Transcribe the records below exactly, leaving out any pictures.

_ _ _ _ _ _ _

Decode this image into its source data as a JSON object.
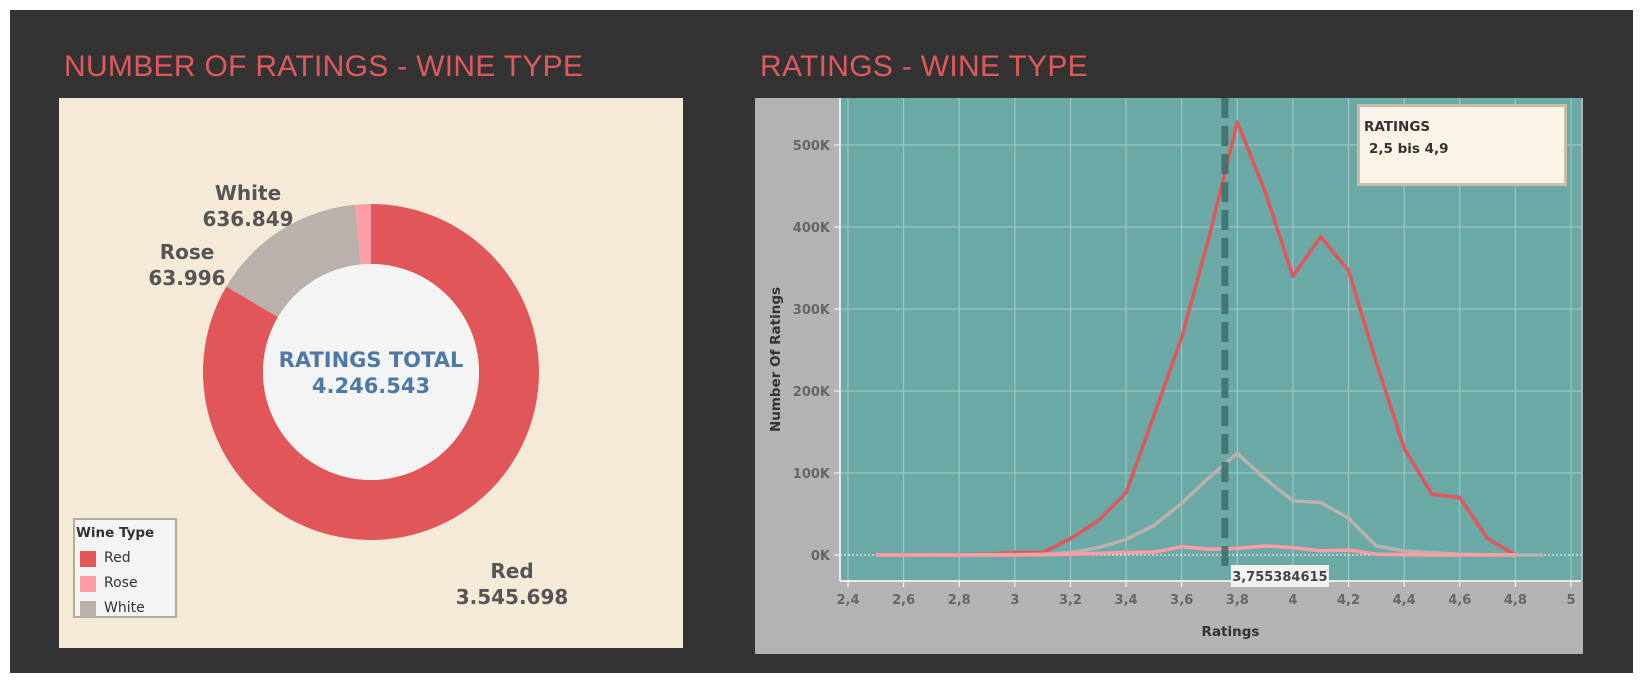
{
  "left_panel": {
    "title": "NUMBER OF RATINGS - WINE TYPE",
    "center_label": "RATINGS TOTAL",
    "center_value": "4.246.543",
    "legend_title": "Wine Type",
    "legend": [
      {
        "label": "Red",
        "color": "#e15759"
      },
      {
        "label": "Rose",
        "color": "#ff9da7"
      },
      {
        "label": "White",
        "color": "#bab0ac"
      }
    ]
  },
  "right_panel": {
    "title": "RATINGS - WINE TYPE",
    "filter_title": "RATINGS",
    "filter_value": "2,5 bis 4,9",
    "reference_label": "3,755384615"
  },
  "colors": {
    "background": "#333333",
    "title": "#e05a5d",
    "donut_panel": "#f5e9d8",
    "plot_area": "#6aa9a5",
    "axis_area": "#b3b3b3",
    "center_text": "#4e79a7"
  },
  "chart_data": [
    {
      "type": "pie",
      "donut": true,
      "categories": [
        "Red",
        "Rose",
        "White"
      ],
      "values": [
        3545698,
        63996,
        636849
      ],
      "value_labels": [
        "3.545.698",
        "63.996",
        "636.849"
      ],
      "colors": [
        "#e15759",
        "#ff9da7",
        "#bab0ac"
      ]
    },
    {
      "type": "line",
      "xlabel": "Ratings",
      "ylabel": "Number Of Ratings",
      "xlim": [
        2.4,
        5.0
      ],
      "ylim": [
        -10000,
        550000
      ],
      "x_ticks": [
        2.4,
        2.6,
        2.8,
        3.0,
        3.2,
        3.4,
        3.6,
        3.8,
        4.0,
        4.2,
        4.4,
        4.6,
        4.8,
        5.0
      ],
      "x_tick_labels": [
        "2,4",
        "2,6",
        "2,8",
        "3",
        "3,2",
        "3,4",
        "3,6",
        "3,8",
        "4",
        "4,2",
        "4,4",
        "4,6",
        "4,8",
        "5"
      ],
      "y_ticks": [
        0,
        100000,
        200000,
        300000,
        400000,
        500000
      ],
      "y_tick_labels": [
        "0K",
        "100K",
        "200K",
        "300K",
        "400K",
        "500K"
      ],
      "grid": true,
      "reference_line": 3.755384615,
      "series": [
        {
          "color": "#e15759",
          "points": [
            [
              2.5,
              0
            ],
            [
              2.6,
              0
            ],
            [
              2.7,
              0
            ],
            [
              2.8,
              500
            ],
            [
              2.9,
              1000
            ],
            [
              3.0,
              3000
            ],
            [
              3.1,
              3000
            ],
            [
              3.2,
              20000
            ],
            [
              3.3,
              42000
            ],
            [
              3.4,
              76000
            ],
            [
              3.5,
              170000
            ],
            [
              3.6,
              265000
            ],
            [
              3.7,
              390000
            ],
            [
              3.8,
              528000
            ],
            [
              3.9,
              443000
            ],
            [
              4.0,
              340000
            ],
            [
              4.1,
              388000
            ],
            [
              4.2,
              347000
            ],
            [
              4.3,
              235000
            ],
            [
              4.4,
              130000
            ],
            [
              4.5,
              74000
            ],
            [
              4.6,
              70000
            ],
            [
              4.7,
              20000
            ],
            [
              4.8,
              0
            ]
          ]
        },
        {
          "color": "#bab0ac",
          "points": [
            [
              2.5,
              0
            ],
            [
              2.6,
              0
            ],
            [
              2.7,
              0
            ],
            [
              2.8,
              0
            ],
            [
              2.9,
              500
            ],
            [
              3.0,
              500
            ],
            [
              3.1,
              1000
            ],
            [
              3.2,
              3000
            ],
            [
              3.3,
              9000
            ],
            [
              3.4,
              19000
            ],
            [
              3.5,
              36000
            ],
            [
              3.6,
              63000
            ],
            [
              3.7,
              95000
            ],
            [
              3.8,
              124000
            ],
            [
              3.9,
              93000
            ],
            [
              4.0,
              66000
            ],
            [
              4.1,
              64000
            ],
            [
              4.2,
              45000
            ],
            [
              4.3,
              11000
            ],
            [
              4.4,
              5000
            ],
            [
              4.5,
              3000
            ],
            [
              4.6,
              1000
            ],
            [
              4.7,
              500
            ],
            [
              4.8,
              0
            ],
            [
              4.9,
              0
            ]
          ]
        },
        {
          "color": "#ff9da7",
          "points": [
            [
              2.5,
              0
            ],
            [
              2.6,
              0
            ],
            [
              2.7,
              0
            ],
            [
              2.8,
              0
            ],
            [
              2.9,
              0
            ],
            [
              3.0,
              0
            ],
            [
              3.1,
              500
            ],
            [
              3.2,
              1000
            ],
            [
              3.3,
              2000
            ],
            [
              3.4,
              3000
            ],
            [
              3.5,
              3500
            ],
            [
              3.6,
              10000
            ],
            [
              3.7,
              7000
            ],
            [
              3.8,
              8000
            ],
            [
              3.9,
              11000
            ],
            [
              4.0,
              9000
            ],
            [
              4.1,
              5000
            ],
            [
              4.2,
              6000
            ],
            [
              4.3,
              1000
            ],
            [
              4.4,
              500
            ],
            [
              4.5,
              0
            ],
            [
              4.6,
              0
            ],
            [
              4.7,
              0
            ],
            [
              4.8,
              0
            ]
          ]
        }
      ]
    }
  ]
}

_ _ _ _ _ _ _

COMPLETE OUTPUT:
Decode this image into its source data as a JSON object.
{
  "left_panel": {
    "title": "NUMBER OF RATINGS - WINE TYPE",
    "center_label": "RATINGS TOTAL",
    "center_value": "4.246.543",
    "legend_title": "Wine Type",
    "legend": [
      {
        "label": "Red",
        "color": "#e15759"
      },
      {
        "label": "Rose",
        "color": "#ff9da7"
      },
      {
        "label": "White",
        "color": "#bab0ac"
      }
    ]
  },
  "right_panel": {
    "title": "RATINGS - WINE TYPE",
    "filter_title": "RATINGS",
    "filter_value": "2,5 bis 4,9",
    "reference_label": "3,755384615"
  },
  "colors": {
    "background": "#333333",
    "title": "#e05a5d",
    "donut_panel": "#f5e9d8",
    "plot_area": "#6aa9a5",
    "axis_area": "#b3b3b3",
    "center_text": "#4e79a7"
  },
  "chart_data": [
    {
      "type": "pie",
      "donut": true,
      "categories": [
        "Red",
        "Rose",
        "White"
      ],
      "values": [
        3545698,
        63996,
        636849
      ],
      "value_labels": [
        "3.545.698",
        "63.996",
        "636.849"
      ],
      "colors": [
        "#e15759",
        "#ff9da7",
        "#bab0ac"
      ]
    },
    {
      "type": "line",
      "xlabel": "Ratings",
      "ylabel": "Number Of Ratings",
      "xlim": [
        2.4,
        5.0
      ],
      "ylim": [
        -10000,
        550000
      ],
      "x_ticks": [
        2.4,
        2.6,
        2.8,
        3.0,
        3.2,
        3.4,
        3.6,
        3.8,
        4.0,
        4.2,
        4.4,
        4.6,
        4.8,
        5.0
      ],
      "x_tick_labels": [
        "2,4",
        "2,6",
        "2,8",
        "3",
        "3,2",
        "3,4",
        "3,6",
        "3,8",
        "4",
        "4,2",
        "4,4",
        "4,6",
        "4,8",
        "5"
      ],
      "y_ticks": [
        0,
        100000,
        200000,
        300000,
        400000,
        500000
      ],
      "y_tick_labels": [
        "0K",
        "100K",
        "200K",
        "300K",
        "400K",
        "500K"
      ],
      "grid": true,
      "reference_line": 3.755384615,
      "series": [
        {
          "color": "#e15759",
          "points": [
            [
              2.5,
              0
            ],
            [
              2.6,
              0
            ],
            [
              2.7,
              0
            ],
            [
              2.8,
              500
            ],
            [
              2.9,
              1000
            ],
            [
              3.0,
              3000
            ],
            [
              3.1,
              3000
            ],
            [
              3.2,
              20000
            ],
            [
              3.3,
              42000
            ],
            [
              3.4,
              76000
            ],
            [
              3.5,
              170000
            ],
            [
              3.6,
              265000
            ],
            [
              3.7,
              390000
            ],
            [
              3.8,
              528000
            ],
            [
              3.9,
              443000
            ],
            [
              4.0,
              340000
            ],
            [
              4.1,
              388000
            ],
            [
              4.2,
              347000
            ],
            [
              4.3,
              235000
            ],
            [
              4.4,
              130000
            ],
            [
              4.5,
              74000
            ],
            [
              4.6,
              70000
            ],
            [
              4.7,
              20000
            ],
            [
              4.8,
              0
            ]
          ]
        },
        {
          "color": "#bab0ac",
          "points": [
            [
              2.5,
              0
            ],
            [
              2.6,
              0
            ],
            [
              2.7,
              0
            ],
            [
              2.8,
              0
            ],
            [
              2.9,
              500
            ],
            [
              3.0,
              500
            ],
            [
              3.1,
              1000
            ],
            [
              3.2,
              3000
            ],
            [
              3.3,
              9000
            ],
            [
              3.4,
              19000
            ],
            [
              3.5,
              36000
            ],
            [
              3.6,
              63000
            ],
            [
              3.7,
              95000
            ],
            [
              3.8,
              124000
            ],
            [
              3.9,
              93000
            ],
            [
              4.0,
              66000
            ],
            [
              4.1,
              64000
            ],
            [
              4.2,
              45000
            ],
            [
              4.3,
              11000
            ],
            [
              4.4,
              5000
            ],
            [
              4.5,
              3000
            ],
            [
              4.6,
              1000
            ],
            [
              4.7,
              500
            ],
            [
              4.8,
              0
            ],
            [
              4.9,
              0
            ]
          ]
        },
        {
          "color": "#ff9da7",
          "points": [
            [
              2.5,
              0
            ],
            [
              2.6,
              0
            ],
            [
              2.7,
              0
            ],
            [
              2.8,
              0
            ],
            [
              2.9,
              0
            ],
            [
              3.0,
              0
            ],
            [
              3.1,
              500
            ],
            [
              3.2,
              1000
            ],
            [
              3.3,
              2000
            ],
            [
              3.4,
              3000
            ],
            [
              3.5,
              3500
            ],
            [
              3.6,
              10000
            ],
            [
              3.7,
              7000
            ],
            [
              3.8,
              8000
            ],
            [
              3.9,
              11000
            ],
            [
              4.0,
              9000
            ],
            [
              4.1,
              5000
            ],
            [
              4.2,
              6000
            ],
            [
              4.3,
              1000
            ],
            [
              4.4,
              500
            ],
            [
              4.5,
              0
            ],
            [
              4.6,
              0
            ],
            [
              4.7,
              0
            ],
            [
              4.8,
              0
            ]
          ]
        }
      ]
    }
  ]
}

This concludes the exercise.